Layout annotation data
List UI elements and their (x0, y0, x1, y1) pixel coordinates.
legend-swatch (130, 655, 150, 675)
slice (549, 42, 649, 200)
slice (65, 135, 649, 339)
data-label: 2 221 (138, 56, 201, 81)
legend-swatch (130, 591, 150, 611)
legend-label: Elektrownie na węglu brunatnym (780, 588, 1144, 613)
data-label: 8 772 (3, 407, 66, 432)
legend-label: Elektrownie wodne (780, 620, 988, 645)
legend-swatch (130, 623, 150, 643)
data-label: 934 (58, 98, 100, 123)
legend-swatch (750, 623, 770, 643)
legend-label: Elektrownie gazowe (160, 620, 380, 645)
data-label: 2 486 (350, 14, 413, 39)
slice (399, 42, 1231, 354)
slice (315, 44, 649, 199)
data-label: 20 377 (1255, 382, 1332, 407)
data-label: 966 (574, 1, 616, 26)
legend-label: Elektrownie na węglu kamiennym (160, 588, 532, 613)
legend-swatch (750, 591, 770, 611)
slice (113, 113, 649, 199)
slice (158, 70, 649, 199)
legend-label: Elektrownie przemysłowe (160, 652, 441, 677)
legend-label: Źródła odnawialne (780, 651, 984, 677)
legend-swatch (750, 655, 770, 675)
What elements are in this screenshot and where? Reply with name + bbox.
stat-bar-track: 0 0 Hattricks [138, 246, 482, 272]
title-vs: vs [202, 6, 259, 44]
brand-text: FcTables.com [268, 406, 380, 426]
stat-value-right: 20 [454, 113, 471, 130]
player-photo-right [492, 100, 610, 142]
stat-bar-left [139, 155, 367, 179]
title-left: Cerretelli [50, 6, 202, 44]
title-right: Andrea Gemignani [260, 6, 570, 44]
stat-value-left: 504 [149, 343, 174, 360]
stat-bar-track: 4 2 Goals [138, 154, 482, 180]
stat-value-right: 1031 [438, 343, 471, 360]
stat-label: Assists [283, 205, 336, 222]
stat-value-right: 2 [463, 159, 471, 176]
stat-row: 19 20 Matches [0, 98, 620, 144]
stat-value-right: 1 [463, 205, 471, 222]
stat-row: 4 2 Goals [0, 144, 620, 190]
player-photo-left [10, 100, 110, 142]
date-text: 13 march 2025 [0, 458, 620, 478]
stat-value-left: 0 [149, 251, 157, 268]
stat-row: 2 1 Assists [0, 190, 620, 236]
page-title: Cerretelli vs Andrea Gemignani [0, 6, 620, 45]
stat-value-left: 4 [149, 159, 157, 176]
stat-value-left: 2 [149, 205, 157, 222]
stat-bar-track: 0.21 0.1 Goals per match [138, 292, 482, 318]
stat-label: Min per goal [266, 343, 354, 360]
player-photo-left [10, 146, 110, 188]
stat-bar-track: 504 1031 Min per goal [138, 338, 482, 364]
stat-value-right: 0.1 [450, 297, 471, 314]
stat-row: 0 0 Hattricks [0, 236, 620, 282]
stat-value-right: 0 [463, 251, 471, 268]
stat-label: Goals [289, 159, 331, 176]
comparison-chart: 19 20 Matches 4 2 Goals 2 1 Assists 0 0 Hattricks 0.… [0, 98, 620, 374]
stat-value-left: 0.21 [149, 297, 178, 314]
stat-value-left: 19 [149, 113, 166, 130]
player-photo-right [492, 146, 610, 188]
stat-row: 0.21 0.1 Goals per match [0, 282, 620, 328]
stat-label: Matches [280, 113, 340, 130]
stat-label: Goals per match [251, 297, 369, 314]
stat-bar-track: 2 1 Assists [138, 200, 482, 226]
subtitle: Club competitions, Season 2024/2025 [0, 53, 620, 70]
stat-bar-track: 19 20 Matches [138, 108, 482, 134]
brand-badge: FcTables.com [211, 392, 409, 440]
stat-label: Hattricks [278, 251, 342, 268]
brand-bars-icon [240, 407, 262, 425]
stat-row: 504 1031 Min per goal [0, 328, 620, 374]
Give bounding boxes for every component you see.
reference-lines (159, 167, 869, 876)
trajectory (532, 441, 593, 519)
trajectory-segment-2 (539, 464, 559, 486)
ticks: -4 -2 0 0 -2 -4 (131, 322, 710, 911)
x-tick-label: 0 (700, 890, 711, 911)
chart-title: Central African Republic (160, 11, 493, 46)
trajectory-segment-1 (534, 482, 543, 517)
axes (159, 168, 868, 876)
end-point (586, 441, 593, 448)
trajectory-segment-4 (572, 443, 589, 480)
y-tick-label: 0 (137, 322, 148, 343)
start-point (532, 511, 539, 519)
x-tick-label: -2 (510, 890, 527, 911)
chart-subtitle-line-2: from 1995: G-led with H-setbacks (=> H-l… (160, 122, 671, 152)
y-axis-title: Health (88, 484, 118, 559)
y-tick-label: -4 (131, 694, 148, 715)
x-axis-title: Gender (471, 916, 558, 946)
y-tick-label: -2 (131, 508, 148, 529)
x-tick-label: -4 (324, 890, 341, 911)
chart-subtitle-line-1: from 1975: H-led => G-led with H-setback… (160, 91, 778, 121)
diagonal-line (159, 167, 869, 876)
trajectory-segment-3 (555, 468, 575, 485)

Stated goal >> Reproduce all the records above with every "legend-swatch" renamed to "legend-marker", changing nothing else.

The solution >>
List UI elements and their (x0, y0, x1, y1) pixel coordinates.
legend-marker (130, 655, 150, 675)
slice (549, 42, 649, 200)
slice (65, 135, 649, 339)
data-label: 2 221 (138, 56, 201, 81)
legend-marker (130, 591, 150, 611)
legend-label: Elektrownie na węglu brunatnym (780, 588, 1144, 613)
data-label: 8 772 (3, 407, 66, 432)
legend-label: Elektrownie wodne (780, 620, 988, 645)
legend-marker (130, 623, 150, 643)
data-label: 934 (58, 98, 100, 123)
legend-marker (750, 623, 770, 643)
legend-label: Elektrownie gazowe (160, 620, 380, 645)
data-label: 2 486 (350, 14, 413, 39)
slice (399, 42, 1231, 354)
slice (315, 44, 649, 199)
data-label: 20 377 (1255, 382, 1332, 407)
data-label: 966 (574, 1, 616, 26)
legend-label: Elektrownie na węglu kamiennym (160, 588, 532, 613)
legend-marker (750, 591, 770, 611)
slice (113, 113, 649, 199)
slice (158, 70, 649, 199)
legend-label: Elektrownie przemysłowe (160, 652, 441, 677)
legend-label: Źródła odnawialne (780, 651, 984, 677)
legend-marker (750, 655, 770, 675)
What elements are in this screenshot and where? Reply with name + bbox.
stat-bar-track: 0 0 Hattricks [138, 246, 482, 272]
title-vs: vs [202, 6, 259, 44]
brand-text: FcTables.com [268, 406, 380, 426]
stat-value-right: 20 [454, 113, 471, 130]
player-photo-right [492, 100, 610, 142]
stat-bar-left [139, 155, 367, 179]
title-left: Cerretelli [50, 6, 202, 44]
title-right: Andrea Gemignani [260, 6, 570, 44]
stat-value-left: 504 [149, 343, 174, 360]
stat-bar-track: 4 2 Goals [138, 154, 482, 180]
stat-value-right: 1031 [438, 343, 471, 360]
stat-label: Assists [283, 205, 336, 222]
stat-value-right: 2 [463, 159, 471, 176]
stat-row: 19 20 Matches [0, 98, 620, 144]
stat-value-right: 1 [463, 205, 471, 222]
stat-row: 4 2 Goals [0, 144, 620, 190]
player-photo-left [10, 100, 110, 142]
date-text: 13 march 2025 [0, 458, 620, 478]
stat-value-left: 0 [149, 251, 157, 268]
stat-row: 2 1 Assists [0, 190, 620, 236]
page-title: Cerretelli vs Andrea Gemignani [0, 6, 620, 45]
stat-value-left: 4 [149, 159, 157, 176]
stat-value-left: 2 [149, 205, 157, 222]
stat-bar-track: 0.21 0.1 Goals per match [138, 292, 482, 318]
stat-label: Min per goal [266, 343, 354, 360]
player-photo-left [10, 146, 110, 188]
stat-bar-track: 504 1031 Min per goal [138, 338, 482, 364]
stat-value-right: 0.1 [450, 297, 471, 314]
stat-row: 0 0 Hattricks [0, 236, 620, 282]
stat-value-right: 0 [463, 251, 471, 268]
stat-label: Goals [289, 159, 331, 176]
comparison-chart: 19 20 Matches 4 2 Goals 2 1 Assists 0 0 Hattricks 0.… [0, 98, 620, 374]
stat-value-left: 0.21 [149, 297, 178, 314]
stat-value-left: 19 [149, 113, 166, 130]
player-photo-right [492, 146, 610, 188]
stat-row: 0.21 0.1 Goals per match [0, 282, 620, 328]
stat-label: Matches [280, 113, 340, 130]
stat-label: Goals per match [251, 297, 369, 314]
stat-bar-track: 2 1 Assists [138, 200, 482, 226]
subtitle: Club competitions, Season 2024/2025 [0, 53, 620, 70]
stat-bar-track: 19 20 Matches [138, 108, 482, 134]
brand-badge: FcTables.com [211, 392, 409, 440]
stat-label: Hattricks [278, 251, 342, 268]
brand-bars-icon [240, 407, 262, 425]
stat-row: 504 1031 Min per goal [0, 328, 620, 374]
Give bounding boxes for every component you see.
reference-lines (159, 167, 869, 876)
trajectory (532, 441, 593, 519)
trajectory-segment-2 (539, 464, 559, 486)
ticks: -4 -2 0 0 -2 -4 (131, 322, 710, 911)
x-tick-label: 0 (700, 890, 711, 911)
chart-title: Central African Republic (160, 11, 493, 46)
trajectory-segment-1 (534, 482, 543, 517)
axes (159, 168, 868, 876)
end-point (586, 441, 593, 448)
trajectory-segment-4 (572, 443, 589, 480)
y-tick-label: 0 (137, 322, 148, 343)
start-point (532, 511, 539, 519)
x-tick-label: -2 (510, 890, 527, 911)
chart-subtitle-line-2: from 1995: G-led with H-setbacks (=> H-l… (160, 122, 671, 152)
y-axis-title: Health (88, 484, 118, 559)
y-tick-label: -4 (131, 694, 148, 715)
x-axis-title: Gender (471, 916, 558, 946)
y-tick-label: -2 (131, 508, 148, 529)
x-tick-label: -4 (324, 890, 341, 911)
chart-subtitle-line-1: from 1975: H-led => G-led with H-setback… (160, 91, 778, 121)
diagonal-line (159, 167, 869, 876)
trajectory-segment-3 (555, 468, 575, 485)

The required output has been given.